_Короткое задание A_. Верните извлечённый текст целиком, слово в слово.

_Извлечённый текст_.
——————————
Wrap me!
Текст: Вера Бройде
Фотография: предоставлена ИД Albus corvus
О тайнах жизни, заброшенного сада и писательствА в романе Аннет Хейзинг рассказывает обозреватель Rara Avis Вера Бройде.
Хёйзинг А. Как я нечаянно написала книгу / пер. с нидерл. Нины Фёдоровой. — М.: Белая ворона, 2018. — 144 с.
Мастерица шить приталенные платья и любительница ползать по траве, эта девушка, Луиза, обожала радостные краски и распущенные волосы до плеч, пикники с друзьями в летнем парке, своего несобранного мужа и невероятно маленьких детей — только что родившегося Калле и трёхлетнюю, похожую на крошку-суриката, дочь. А вот что она, напротив, не любила, так ходить на кладбища, проведывать могилы. Даже, между прочим, повторяла, что не хочет после смерти быть закопанной под землю, как другие мертвецы — её родные. Ей казалось, что они и так всегда вот здесь: в этом мягком, ярко-красном, бьющемся, как дзюдоист, огромном сердце. Как-то раз оно вдруг перестало биться, и тогда оставшимся в притихшем доме детям и мужчине без малейшего на то желания всё-таки пришлось учиться жить — то есть жить без мамы и жены, без её советов и любви, без её участия в их жизни.
——————————
_Материал для упражнения_.
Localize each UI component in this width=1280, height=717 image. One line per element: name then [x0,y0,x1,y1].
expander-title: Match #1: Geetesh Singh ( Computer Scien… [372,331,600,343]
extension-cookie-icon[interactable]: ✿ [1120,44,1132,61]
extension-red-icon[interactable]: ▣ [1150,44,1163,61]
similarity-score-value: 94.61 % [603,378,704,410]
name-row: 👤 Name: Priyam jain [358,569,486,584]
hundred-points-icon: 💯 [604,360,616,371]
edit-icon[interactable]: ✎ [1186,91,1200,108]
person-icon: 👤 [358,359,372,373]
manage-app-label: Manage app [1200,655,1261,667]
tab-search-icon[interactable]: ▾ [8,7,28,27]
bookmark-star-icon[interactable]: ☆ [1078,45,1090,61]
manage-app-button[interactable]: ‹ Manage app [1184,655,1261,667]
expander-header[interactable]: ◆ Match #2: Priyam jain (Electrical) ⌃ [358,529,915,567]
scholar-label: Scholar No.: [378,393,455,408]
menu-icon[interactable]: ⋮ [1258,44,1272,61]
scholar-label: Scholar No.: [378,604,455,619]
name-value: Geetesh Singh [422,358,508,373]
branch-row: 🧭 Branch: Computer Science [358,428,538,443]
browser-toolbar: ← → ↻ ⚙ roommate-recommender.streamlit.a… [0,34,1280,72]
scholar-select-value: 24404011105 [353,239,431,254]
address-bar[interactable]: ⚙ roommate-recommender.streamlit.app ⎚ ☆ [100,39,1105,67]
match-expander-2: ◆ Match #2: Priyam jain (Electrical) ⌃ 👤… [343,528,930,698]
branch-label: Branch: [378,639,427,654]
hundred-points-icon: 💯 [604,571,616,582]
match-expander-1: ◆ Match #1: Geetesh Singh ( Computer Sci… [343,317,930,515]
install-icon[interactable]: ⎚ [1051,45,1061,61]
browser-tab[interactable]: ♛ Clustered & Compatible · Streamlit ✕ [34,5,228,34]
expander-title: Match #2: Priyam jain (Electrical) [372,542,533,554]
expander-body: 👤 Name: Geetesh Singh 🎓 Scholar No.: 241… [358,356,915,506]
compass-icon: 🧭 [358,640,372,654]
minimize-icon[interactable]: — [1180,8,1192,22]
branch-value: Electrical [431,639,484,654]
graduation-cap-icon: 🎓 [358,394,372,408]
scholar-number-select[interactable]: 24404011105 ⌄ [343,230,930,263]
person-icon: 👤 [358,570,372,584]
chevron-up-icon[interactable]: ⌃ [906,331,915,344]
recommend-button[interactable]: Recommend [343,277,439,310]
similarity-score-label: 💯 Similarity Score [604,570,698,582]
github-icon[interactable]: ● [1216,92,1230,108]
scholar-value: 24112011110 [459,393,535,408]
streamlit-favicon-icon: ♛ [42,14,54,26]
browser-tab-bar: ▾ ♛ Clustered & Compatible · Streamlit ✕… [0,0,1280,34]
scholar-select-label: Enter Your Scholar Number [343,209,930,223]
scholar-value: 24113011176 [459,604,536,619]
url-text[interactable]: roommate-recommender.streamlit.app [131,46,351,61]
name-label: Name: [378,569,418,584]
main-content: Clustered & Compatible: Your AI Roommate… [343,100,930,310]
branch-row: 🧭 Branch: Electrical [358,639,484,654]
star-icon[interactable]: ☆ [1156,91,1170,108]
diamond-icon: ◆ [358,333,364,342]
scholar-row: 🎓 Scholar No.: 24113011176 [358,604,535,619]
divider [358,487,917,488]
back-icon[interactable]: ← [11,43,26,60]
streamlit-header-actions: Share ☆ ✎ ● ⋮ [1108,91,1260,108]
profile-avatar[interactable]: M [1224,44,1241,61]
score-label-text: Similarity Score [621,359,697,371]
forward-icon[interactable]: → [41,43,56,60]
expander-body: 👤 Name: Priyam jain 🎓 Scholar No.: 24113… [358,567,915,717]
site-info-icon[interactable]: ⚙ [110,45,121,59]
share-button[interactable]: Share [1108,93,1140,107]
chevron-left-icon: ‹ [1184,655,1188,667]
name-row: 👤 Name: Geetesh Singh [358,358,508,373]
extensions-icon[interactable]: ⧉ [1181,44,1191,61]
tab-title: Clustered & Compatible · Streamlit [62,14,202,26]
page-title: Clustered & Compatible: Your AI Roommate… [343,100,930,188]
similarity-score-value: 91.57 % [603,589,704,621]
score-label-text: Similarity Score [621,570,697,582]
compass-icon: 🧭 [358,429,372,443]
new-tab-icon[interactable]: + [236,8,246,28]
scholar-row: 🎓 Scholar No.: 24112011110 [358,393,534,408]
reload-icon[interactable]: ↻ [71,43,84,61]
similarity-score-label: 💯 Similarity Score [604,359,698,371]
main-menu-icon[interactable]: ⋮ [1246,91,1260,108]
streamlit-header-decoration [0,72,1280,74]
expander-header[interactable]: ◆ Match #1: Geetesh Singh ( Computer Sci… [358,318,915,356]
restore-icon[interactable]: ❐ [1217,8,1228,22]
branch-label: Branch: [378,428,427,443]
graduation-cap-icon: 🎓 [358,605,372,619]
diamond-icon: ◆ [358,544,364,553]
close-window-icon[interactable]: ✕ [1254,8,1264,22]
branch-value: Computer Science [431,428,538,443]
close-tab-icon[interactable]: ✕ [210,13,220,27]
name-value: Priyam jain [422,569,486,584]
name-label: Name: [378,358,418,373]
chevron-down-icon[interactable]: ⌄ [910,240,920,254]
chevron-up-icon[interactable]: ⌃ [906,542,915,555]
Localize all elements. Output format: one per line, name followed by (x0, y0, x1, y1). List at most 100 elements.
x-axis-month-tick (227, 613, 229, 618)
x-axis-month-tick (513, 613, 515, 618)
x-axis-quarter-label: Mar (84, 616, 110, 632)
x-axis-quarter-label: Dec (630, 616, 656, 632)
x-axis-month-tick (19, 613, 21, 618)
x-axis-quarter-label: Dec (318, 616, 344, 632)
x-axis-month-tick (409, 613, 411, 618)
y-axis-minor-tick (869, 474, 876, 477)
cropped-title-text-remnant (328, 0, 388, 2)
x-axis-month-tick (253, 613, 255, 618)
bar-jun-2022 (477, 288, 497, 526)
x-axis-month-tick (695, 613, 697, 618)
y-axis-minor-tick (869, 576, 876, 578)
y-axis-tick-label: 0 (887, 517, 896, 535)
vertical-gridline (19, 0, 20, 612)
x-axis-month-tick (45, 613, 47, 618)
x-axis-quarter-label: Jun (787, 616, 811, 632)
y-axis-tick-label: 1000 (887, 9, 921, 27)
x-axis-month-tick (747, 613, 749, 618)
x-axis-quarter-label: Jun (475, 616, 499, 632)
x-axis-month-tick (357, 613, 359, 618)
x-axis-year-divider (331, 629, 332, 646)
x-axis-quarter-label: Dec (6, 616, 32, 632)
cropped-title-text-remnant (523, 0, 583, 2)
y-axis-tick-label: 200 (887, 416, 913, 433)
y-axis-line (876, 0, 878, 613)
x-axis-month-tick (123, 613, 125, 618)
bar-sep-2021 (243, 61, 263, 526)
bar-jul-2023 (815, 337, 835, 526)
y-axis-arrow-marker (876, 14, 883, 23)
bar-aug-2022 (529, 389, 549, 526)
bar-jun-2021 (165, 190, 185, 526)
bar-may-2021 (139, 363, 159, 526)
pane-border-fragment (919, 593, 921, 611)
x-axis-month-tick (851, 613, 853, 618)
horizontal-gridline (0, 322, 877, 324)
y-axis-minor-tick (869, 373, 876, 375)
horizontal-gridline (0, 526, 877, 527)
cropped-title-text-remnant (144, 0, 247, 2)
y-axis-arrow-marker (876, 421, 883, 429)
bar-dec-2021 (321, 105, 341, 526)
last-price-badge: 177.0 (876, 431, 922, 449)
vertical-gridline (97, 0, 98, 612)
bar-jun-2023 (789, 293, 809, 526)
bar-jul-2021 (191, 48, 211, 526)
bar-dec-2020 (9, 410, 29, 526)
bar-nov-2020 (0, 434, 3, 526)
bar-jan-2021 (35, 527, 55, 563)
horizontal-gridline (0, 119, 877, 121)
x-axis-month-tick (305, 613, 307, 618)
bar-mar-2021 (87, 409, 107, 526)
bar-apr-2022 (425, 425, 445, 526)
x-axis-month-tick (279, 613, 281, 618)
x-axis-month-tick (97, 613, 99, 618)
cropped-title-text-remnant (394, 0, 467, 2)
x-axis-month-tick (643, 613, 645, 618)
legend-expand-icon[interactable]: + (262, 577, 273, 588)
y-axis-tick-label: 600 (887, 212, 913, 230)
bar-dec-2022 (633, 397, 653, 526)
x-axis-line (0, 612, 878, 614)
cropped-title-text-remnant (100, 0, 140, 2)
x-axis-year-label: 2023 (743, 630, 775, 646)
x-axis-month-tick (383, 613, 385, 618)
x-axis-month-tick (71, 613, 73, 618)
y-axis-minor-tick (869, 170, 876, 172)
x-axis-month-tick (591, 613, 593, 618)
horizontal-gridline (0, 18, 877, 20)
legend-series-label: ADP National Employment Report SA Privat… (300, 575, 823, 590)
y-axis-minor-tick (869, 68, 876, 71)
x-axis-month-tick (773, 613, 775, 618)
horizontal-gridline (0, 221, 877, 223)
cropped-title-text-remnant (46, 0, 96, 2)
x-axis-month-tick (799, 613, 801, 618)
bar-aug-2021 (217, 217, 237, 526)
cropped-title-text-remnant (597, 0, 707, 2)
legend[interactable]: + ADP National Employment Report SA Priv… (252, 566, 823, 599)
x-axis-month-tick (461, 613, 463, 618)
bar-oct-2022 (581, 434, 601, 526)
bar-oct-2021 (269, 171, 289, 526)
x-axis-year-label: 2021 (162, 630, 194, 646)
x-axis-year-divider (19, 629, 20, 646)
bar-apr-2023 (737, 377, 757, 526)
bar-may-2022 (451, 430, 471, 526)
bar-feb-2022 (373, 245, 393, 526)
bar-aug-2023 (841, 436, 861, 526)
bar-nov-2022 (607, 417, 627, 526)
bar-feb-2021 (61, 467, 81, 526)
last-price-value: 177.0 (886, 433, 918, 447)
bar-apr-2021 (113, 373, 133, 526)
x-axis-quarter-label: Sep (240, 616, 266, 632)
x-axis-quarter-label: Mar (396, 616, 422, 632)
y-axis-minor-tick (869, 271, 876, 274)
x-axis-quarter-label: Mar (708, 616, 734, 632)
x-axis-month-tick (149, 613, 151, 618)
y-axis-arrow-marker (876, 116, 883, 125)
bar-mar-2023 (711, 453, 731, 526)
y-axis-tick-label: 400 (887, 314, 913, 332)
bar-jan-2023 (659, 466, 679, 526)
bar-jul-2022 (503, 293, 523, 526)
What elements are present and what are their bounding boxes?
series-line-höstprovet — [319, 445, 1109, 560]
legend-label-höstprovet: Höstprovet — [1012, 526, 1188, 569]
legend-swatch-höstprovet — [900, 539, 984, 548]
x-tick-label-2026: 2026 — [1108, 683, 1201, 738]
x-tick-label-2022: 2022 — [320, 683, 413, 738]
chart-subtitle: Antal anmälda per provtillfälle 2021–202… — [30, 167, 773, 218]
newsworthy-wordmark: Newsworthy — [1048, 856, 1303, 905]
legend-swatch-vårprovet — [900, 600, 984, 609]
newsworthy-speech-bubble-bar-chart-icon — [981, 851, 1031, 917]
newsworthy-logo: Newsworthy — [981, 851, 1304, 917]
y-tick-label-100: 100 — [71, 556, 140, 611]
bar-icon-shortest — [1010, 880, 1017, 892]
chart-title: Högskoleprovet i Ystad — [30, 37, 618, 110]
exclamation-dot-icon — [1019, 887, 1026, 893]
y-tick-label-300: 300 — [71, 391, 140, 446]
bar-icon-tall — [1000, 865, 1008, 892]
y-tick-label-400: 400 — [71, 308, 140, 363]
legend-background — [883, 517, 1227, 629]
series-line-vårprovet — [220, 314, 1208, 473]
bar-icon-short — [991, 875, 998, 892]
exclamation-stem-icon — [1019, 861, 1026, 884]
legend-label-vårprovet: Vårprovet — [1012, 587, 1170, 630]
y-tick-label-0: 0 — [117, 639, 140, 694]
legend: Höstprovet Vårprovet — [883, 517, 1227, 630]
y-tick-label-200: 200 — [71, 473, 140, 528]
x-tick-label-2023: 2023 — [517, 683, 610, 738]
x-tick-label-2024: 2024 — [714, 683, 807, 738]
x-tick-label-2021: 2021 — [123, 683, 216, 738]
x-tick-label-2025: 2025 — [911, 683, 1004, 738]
——————————
_Короткое задание B_. Пожалуйста, перепечатайте без изменений строки, идущие выше после извлечённого текста: начните с самой первой из них и остановитесь после строки, в которой есть «scholar-label: Scholar No.: [378,393,455,408]».

_Решение задания A_.
Wrap me!
Текст: Вера Бройде
Фотография: предоставлена ИД Albus corvus
О тайнах жизни, заброшенного сада и писательствА в романе Аннет Хейзинг рассказывает обозреватель Rara Avis Вера Бройде.
Хёйзинг А. Как я нечаянно написала книгу / пер. с нидерл. Нины Фёдоровой. — М.: Белая ворона, 2018. — 144 с.
Мастерица шить приталенные платья и любительница ползать по траве, эта девушка, Луиза, обожала радостные краски и распущенные волосы до плеч, пикники с друзьями в летнем парке, своего несобранного мужа и невероятно маленьких детей — только что родившегося Калле и трёхлетнюю, похожую на крошку-суриката, дочь. А вот что она, напротив, не любила, так ходить на кладбища, проведывать могилы. Даже, между прочим, повторяла, что не хочет после смерти быть закопанной под землю, как другие мертвецы — её родные. Ей казалось, что они и так всегда вот здесь: в этом мягком, ярко-красном, бьющемся, как дзюдоист, огромном сердце. Как-то раз оно вдруг перестало биться, и тогда оставшимся в притихшем доме детям и мужчине без малейшего на то желания всё-таки пришлось учиться жить — то есть жить без мамы и жены, без её советов и любви, без её участия в их жизни.

_Решение задания B_.
Localize each UI component in this width=1280, height=717 image. One line per element: name then [x0,y0,x1,y1].
expander-title: Match #1: Geetesh Singh ( Computer Scien… [372,331,600,343]
extension-cookie-icon[interactable]: ✿ [1120,44,1132,61]
extension-red-icon[interactable]: ▣ [1150,44,1163,61]
similarity-score-value: 94.61 % [603,378,704,410]
name-row: 👤 Name: Priyam jain [358,569,486,584]
hundred-points-icon: 💯 [604,360,616,371]
edit-icon[interactable]: ✎ [1186,91,1200,108]
person-icon: 👤 [358,359,372,373]
manage-app-label: Manage app [1200,655,1261,667]
tab-search-icon[interactable]: ▾ [8,7,28,27]
bookmark-star-icon[interactable]: ☆ [1078,45,1090,61]
manage-app-button[interactable]: ‹ Manage app [1184,655,1261,667]
expander-header[interactable]: ◆ Match #2: Priyam jain (Electrical) ⌃ [358,529,915,567]
scholar-label: Scholar No.: [378,393,455,408]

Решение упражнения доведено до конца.